### WHAT YOU HAVE TO DO
Produce an exact copy of all the records.

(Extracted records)
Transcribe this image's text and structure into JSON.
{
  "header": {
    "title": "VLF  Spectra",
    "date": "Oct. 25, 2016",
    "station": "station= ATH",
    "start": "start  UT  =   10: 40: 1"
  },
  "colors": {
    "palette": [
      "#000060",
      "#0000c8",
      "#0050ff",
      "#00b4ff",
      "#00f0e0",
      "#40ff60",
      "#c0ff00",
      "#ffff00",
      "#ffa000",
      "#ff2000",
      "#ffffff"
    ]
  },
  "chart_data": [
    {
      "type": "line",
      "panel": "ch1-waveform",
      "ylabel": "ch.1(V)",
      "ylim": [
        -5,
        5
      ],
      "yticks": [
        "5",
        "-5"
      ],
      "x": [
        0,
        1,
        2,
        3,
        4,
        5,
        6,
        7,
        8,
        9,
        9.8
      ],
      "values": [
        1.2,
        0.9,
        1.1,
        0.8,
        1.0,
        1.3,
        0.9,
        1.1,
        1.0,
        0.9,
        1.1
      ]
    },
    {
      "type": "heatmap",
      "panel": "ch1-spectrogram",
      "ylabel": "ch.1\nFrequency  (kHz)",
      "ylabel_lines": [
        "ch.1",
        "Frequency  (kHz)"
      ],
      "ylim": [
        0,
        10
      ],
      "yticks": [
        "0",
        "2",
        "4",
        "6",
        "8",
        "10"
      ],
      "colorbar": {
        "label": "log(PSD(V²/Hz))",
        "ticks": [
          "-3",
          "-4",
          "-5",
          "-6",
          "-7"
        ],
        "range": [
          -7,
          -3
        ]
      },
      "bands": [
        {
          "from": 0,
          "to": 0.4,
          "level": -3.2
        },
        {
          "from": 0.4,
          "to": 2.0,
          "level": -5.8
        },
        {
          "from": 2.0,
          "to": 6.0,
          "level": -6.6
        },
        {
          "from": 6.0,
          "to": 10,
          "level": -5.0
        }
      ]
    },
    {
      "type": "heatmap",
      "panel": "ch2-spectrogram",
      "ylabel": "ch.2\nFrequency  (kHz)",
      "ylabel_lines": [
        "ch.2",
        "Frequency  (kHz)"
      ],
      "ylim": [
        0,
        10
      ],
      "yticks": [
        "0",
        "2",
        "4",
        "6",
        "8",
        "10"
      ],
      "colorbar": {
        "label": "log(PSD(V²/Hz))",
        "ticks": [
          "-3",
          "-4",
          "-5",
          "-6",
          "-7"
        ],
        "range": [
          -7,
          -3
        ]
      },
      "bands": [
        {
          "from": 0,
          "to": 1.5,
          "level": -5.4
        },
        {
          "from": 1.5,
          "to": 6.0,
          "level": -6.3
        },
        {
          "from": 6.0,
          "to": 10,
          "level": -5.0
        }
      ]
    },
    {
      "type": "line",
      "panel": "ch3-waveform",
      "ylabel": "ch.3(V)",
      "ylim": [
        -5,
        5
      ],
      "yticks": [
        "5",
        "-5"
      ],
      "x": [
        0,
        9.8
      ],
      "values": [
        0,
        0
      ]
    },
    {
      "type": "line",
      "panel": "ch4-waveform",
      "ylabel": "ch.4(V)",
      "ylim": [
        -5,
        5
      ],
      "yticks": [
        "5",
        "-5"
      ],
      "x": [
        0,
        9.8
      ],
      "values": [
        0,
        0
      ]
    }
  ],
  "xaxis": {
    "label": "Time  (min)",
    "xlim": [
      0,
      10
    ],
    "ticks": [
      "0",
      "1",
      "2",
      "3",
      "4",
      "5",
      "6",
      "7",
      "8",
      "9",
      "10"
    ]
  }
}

### EXPECTED ANSWER
Transcribe this image's text and structure into JSON.
{
  "header": {
    "title": "VLF  Spectra",
    "date": "Oct. 25, 2016",
    "station": "station= ATH",
    "start": "start  UT  =   10: 40: 1"
  },
  "colors": {
    "palette": [
      "#000060",
      "#0000c8",
      "#0050ff",
      "#00b4ff",
      "#00f0e0",
      "#40ff60",
      "#c0ff00",
      "#ffff00",
      "#ffa000",
      "#ff2000",
      "#ffffff"
    ]
  },
  "chart_data": [
    {
      "type": "line",
      "panel": "ch1-waveform",
      "ylabel": "ch.1(V)",
      "ylim": [
        -5,
        5
      ],
      "yticks": [
        "5",
        "-5"
      ],
      "x": [
        0,
        1,
        2,
        3,
        4,
        5,
        6,
        7,
        8,
        9,
        9.8
      ],
      "values": [
        1.2,
        0.9,
        1.1,
        0.8,
        1.0,
        1.3,
        0.9,
        1.1,
        1.0,
        0.9,
        1.1
      ]
    },
    {
      "type": "heatmap",
      "panel": "ch1-spectrogram",
      "ylabel": "ch.1\nFrequency  (kHz)",
      "ylabel_lines": [
        "ch.1",
        "Frequency  (kHz)"
      ],
      "ylim": [
        0,
        10
      ],
      "yticks": [
        "0",
        "2",
        "4",
        "6",
        "8",
        "10"
      ],
      "colorbar": {
        "label": "log(PSD(V²/Hz))",
        "ticks": [
          "-3",
          "-4",
          "-5",
          "-6",
          "-7"
        ],
        "range": [
          -7,
          -3
        ]
      },
      "bands": [
        {
          "from": 0,
          "to": 0.4,
          "level": -3.2
        },
        {
          "from": 0.4,
          "to": 2.0,
          "level": -5.8
        },
        {
          "from": 2.0,
          "to": 6.0,
          "level": -6.6
        },
        {
          "from": 6.0,
          "to": 10,
          "level": -5.0
        }
      ]
    },
    {
      "type": "heatmap",
      "panel": "ch2-spectrogram",
      "ylabel": "ch.2\nFrequency  (kHz)",
      "ylabel_lines": [
        "ch.2",
        "Frequency  (kHz)"
      ],
      "ylim": [
        0,
        10
      ],
      "yticks": [
        "0",
        "2",
        "4",
        "6",
        "8",
        "10"
      ],
      "colorbar": {
        "label": "log(PSD(V²/Hz))",
        "ticks": [
          "-3",
          "-4",
          "-5",
          "-6",
          "-7"
        ],
        "range": [
          -7,
          -3
        ]
      },
      "bands": [
        {
          "from": 0,
          "to": 1.5,
          "level": -5.4
        },
        {
          "from": 1.5,
          "to": 6.0,
          "level": -6.3
        },
        {
          "from": 6.0,
          "to": 10,
          "level": -5.0
        }
      ]
    },
    {
      "type": "line",
      "panel": "ch3-waveform",
      "ylabel": "ch.3(V)",
      "ylim": [
        -5,
        5
      ],
      "yticks": [
        "5",
        "-5"
      ],
      "x": [
        0,
        9.8
      ],
      "values": [
        0,
        0
      ]
    },
    {
      "type": "line",
      "panel": "ch4-waveform",
      "ylabel": "ch.4(V)",
      "ylim": [
        -5,
        5
      ],
      "yticks": [
        "5",
        "-5"
      ],
      "x": [
        0,
        9.8
      ],
      "values": [
        0,
        0
      ]
    }
  ],
  "xaxis": {
    "label": "Time  (min)",
    "xlim": [
      0,
      10
    ],
    "ticks": [
      "0",
      "1",
      "2",
      "3",
      "4",
      "5",
      "6",
      "7",
      "8",
      "9",
      "10"
    ]
  }
}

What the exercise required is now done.